## Start Supplied passage

Me too, just love it, and I've seen about 50 shows there as well and just adore it. I mean, I get it's not the best sound and the smaller you get, uh, as venues go, you have a chance of getting really good sound. But some small venues have terrible sound. I mean, irving plaza is deafening, they. They don't know how to moderate the sound and so you go in there for a rock show and you get crushed by the sound. At Madison Square Garden it's always good. It's not the best, but it's not bad at all. Love it. Now, overall, if you had to see a show only in one type of venue club, theater, arena, festival, stadium, amphitheater what's your favorite place to see a show?

Speaker 2:

I love being able to get up close, and not every venue allows for that, including MSG. I even miss the old days of Yankee Stadium where you could just more easily sneak your way down. I think I do love the Bowery ballrooms, where you're allowed to get there early. You don't want to stake out a spot, you want to have that experience, because it does change the experience. You know whether you're you're stuck in the back or, of course, all the way up front. So I guess if I had to choose a venue that's I kind of is a venue that's a kind of Bowery, but Bowery is beautiful.

Speaker 1:

Yeah, great, great room. I always like to ask a little bit about recorded live music, which is an oxymoron, maybe in some way. What's your favorite live song? Yeah, I should say.

## End Supplied passage

• Exercise details: Could you give back the whole transcript above about favorite concert venues, word for word?

## Start Material supplied

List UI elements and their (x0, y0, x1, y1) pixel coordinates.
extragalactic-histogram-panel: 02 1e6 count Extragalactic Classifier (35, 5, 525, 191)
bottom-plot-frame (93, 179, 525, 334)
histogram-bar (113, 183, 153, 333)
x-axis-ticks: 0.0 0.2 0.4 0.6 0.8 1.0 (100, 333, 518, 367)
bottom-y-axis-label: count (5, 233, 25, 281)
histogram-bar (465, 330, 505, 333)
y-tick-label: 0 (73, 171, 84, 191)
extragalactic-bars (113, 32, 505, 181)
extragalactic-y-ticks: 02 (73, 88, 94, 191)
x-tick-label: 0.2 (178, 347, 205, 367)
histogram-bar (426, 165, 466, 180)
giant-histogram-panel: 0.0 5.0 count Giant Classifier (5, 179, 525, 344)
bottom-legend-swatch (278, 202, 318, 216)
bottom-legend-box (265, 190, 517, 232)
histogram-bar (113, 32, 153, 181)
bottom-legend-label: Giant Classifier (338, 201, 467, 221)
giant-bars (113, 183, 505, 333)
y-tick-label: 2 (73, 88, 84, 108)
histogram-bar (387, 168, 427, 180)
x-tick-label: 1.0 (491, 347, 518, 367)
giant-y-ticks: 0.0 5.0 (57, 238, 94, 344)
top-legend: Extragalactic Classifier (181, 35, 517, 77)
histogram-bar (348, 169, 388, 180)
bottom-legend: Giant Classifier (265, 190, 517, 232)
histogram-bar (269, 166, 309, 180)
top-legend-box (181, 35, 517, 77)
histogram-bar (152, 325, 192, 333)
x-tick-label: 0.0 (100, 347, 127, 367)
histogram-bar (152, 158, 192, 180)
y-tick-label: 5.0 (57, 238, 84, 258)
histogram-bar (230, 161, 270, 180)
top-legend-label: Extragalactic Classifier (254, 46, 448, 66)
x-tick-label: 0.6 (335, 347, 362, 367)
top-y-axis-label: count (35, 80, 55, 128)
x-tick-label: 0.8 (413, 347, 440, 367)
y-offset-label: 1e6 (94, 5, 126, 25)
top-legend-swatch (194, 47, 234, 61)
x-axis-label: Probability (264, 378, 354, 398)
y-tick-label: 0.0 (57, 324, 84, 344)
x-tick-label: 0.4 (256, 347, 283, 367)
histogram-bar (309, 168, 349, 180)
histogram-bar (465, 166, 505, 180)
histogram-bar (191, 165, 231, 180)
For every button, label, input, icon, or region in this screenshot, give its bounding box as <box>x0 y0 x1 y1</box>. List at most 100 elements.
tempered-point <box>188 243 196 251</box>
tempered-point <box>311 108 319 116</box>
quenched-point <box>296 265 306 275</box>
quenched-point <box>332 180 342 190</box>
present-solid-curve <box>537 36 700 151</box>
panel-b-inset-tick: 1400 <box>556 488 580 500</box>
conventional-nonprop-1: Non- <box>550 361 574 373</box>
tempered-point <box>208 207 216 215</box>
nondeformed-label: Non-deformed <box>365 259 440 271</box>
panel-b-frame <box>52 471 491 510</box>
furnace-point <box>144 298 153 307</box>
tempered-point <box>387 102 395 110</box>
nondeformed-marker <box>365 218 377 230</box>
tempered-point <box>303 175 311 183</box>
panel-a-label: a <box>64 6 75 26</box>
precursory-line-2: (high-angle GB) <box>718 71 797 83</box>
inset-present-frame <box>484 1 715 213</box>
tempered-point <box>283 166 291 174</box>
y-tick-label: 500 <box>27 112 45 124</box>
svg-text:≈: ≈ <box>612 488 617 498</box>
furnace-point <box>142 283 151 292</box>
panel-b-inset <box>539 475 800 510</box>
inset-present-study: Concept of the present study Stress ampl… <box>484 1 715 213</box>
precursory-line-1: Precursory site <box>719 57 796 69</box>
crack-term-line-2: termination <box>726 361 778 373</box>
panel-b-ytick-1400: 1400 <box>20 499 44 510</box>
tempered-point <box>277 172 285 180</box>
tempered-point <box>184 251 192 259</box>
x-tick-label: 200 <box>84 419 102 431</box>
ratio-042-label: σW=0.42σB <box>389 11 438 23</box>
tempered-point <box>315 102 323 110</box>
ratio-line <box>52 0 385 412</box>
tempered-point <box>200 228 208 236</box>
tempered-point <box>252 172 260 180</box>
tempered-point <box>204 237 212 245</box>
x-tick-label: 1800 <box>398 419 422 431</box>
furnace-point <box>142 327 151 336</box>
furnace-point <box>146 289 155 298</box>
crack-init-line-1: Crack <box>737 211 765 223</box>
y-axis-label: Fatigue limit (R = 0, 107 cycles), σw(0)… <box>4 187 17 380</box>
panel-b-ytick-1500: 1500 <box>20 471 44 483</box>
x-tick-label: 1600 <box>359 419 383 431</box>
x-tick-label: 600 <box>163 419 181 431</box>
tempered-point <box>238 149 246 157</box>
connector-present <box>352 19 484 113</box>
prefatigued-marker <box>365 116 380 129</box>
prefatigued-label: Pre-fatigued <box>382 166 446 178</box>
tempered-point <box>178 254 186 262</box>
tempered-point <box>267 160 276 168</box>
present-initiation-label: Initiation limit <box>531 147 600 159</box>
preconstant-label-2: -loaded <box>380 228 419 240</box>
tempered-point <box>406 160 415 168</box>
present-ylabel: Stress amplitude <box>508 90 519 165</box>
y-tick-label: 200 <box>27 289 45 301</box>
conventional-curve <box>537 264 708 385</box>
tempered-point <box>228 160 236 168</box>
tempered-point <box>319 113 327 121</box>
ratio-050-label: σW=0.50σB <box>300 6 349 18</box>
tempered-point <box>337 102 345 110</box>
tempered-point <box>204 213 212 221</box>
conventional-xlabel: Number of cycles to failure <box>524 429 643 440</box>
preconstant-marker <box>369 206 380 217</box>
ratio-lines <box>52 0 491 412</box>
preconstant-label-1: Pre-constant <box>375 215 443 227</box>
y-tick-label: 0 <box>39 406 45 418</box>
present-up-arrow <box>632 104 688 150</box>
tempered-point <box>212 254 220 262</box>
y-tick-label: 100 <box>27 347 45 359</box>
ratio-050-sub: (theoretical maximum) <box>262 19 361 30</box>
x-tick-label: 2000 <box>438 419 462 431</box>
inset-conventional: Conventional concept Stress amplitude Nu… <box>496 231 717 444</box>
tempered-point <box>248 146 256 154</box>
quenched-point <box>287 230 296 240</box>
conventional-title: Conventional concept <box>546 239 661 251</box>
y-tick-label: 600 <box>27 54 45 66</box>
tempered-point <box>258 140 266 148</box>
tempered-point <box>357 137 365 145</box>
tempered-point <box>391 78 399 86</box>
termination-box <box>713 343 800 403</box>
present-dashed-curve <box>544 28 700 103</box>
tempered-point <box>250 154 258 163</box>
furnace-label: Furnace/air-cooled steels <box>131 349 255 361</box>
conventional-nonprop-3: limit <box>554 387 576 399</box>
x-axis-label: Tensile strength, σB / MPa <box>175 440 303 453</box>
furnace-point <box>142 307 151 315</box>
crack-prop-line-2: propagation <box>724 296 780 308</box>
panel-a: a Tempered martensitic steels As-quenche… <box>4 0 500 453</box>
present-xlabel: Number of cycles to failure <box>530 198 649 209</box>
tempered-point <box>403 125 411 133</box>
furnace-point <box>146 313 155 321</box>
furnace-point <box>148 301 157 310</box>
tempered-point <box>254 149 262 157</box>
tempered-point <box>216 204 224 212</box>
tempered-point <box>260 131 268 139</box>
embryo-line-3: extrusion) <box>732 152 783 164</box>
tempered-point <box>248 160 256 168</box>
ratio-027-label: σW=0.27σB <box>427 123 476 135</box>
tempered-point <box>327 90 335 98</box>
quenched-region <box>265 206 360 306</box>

## End Material supplied

• Written answer:
Me too, just love it, and I've seen about 50 shows there as well and just adore it. I mean, I get it's not the best sound and the smaller you get, uh, as venues go, you have a chance of getting really good sound. But some small venues have terrible sound. I mean, irving plaza is deafening, they. They don't know how to moderate the sound and so you go in there for a rock show and you get crushed by the sound. At Madison Square Garden it's always good. It's not the best, but it's not bad at all. Love it. Now, overall, if you had to see a show only in one type of venue club, theater, arena, festival, stadium, amphitheater what's your favorite place to see a show?

Speaker 2:

I love being able to get up close, and not every venue allows for that, including MSG. I even miss the old days of Yankee Stadium where you could just more easily sneak your way down. I think I do love the Bowery ballrooms, where you're allowed to get there early. You don't want to stake out a spot, you want to have that experience, because it does change the experience. You know whether you're you're stuck in the back or, of course, all the way up front. So I guess if I had to choose a venue that's I kind of is a venue that's a kind of Bowery, but Bowery is beautiful.

Speaker 1:

Yeah, great, great room. I always like to ask a little bit about recorded live music, which is an oxymoron, maybe in some way. What's your favorite live song? Yeah, I should say.